=== DATA LISTING ===
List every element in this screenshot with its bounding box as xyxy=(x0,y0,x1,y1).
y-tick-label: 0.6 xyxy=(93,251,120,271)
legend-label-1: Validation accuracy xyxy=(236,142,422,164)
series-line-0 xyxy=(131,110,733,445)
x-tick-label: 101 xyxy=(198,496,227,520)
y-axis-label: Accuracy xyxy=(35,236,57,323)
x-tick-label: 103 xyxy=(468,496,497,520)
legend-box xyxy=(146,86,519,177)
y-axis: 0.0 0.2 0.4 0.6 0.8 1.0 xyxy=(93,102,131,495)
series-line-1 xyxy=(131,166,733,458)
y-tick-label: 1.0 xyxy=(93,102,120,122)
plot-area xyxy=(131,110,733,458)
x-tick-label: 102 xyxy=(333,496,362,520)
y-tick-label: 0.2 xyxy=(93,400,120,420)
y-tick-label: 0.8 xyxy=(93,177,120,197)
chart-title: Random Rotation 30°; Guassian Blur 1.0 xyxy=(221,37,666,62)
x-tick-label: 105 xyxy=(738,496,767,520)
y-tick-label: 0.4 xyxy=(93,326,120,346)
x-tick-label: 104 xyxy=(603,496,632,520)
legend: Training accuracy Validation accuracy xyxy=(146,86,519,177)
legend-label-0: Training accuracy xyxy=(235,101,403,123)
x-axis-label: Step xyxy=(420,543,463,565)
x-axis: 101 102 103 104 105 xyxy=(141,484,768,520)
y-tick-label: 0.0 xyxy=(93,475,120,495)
===
## WRITTEN EXERCISE
Copy the lines above word for word.

## WRITTEN SOLUTION
List every element in this screenshot with its bounding box as xyxy=(x0,y0,x1,y1).
y-tick-label: 0.6 xyxy=(93,251,120,271)
legend-label-1: Validation accuracy xyxy=(236,142,422,164)
series-line-0 xyxy=(131,110,733,445)
x-tick-label: 101 xyxy=(198,496,227,520)
y-axis-label: Accuracy xyxy=(35,236,57,323)
x-tick-label: 103 xyxy=(468,496,497,520)
legend-box xyxy=(146,86,519,177)
y-axis: 0.0 0.2 0.4 0.6 0.8 1.0 xyxy=(93,102,131,495)
series-line-1 xyxy=(131,166,733,458)
y-tick-label: 1.0 xyxy=(93,102,120,122)
plot-area xyxy=(131,110,733,458)
x-tick-label: 102 xyxy=(333,496,362,520)
y-tick-label: 0.2 xyxy=(93,400,120,420)
y-tick-label: 0.8 xyxy=(93,177,120,197)
chart-title: Random Rotation 30°; Guassian Blur 1.0 xyxy=(221,37,666,62)
x-tick-label: 105 xyxy=(738,496,767,520)
y-tick-label: 0.4 xyxy=(93,326,120,346)
x-tick-label: 104 xyxy=(603,496,632,520)
legend: Training accuracy Validation accuracy xyxy=(146,86,519,177)
legend-label-0: Training accuracy xyxy=(235,101,403,123)
x-axis-label: Step xyxy=(420,543,463,565)
x-axis: 101 102 103 104 105 xyxy=(141,484,768,520)
y-tick-label: 0.0 xyxy=(93,475,120,495)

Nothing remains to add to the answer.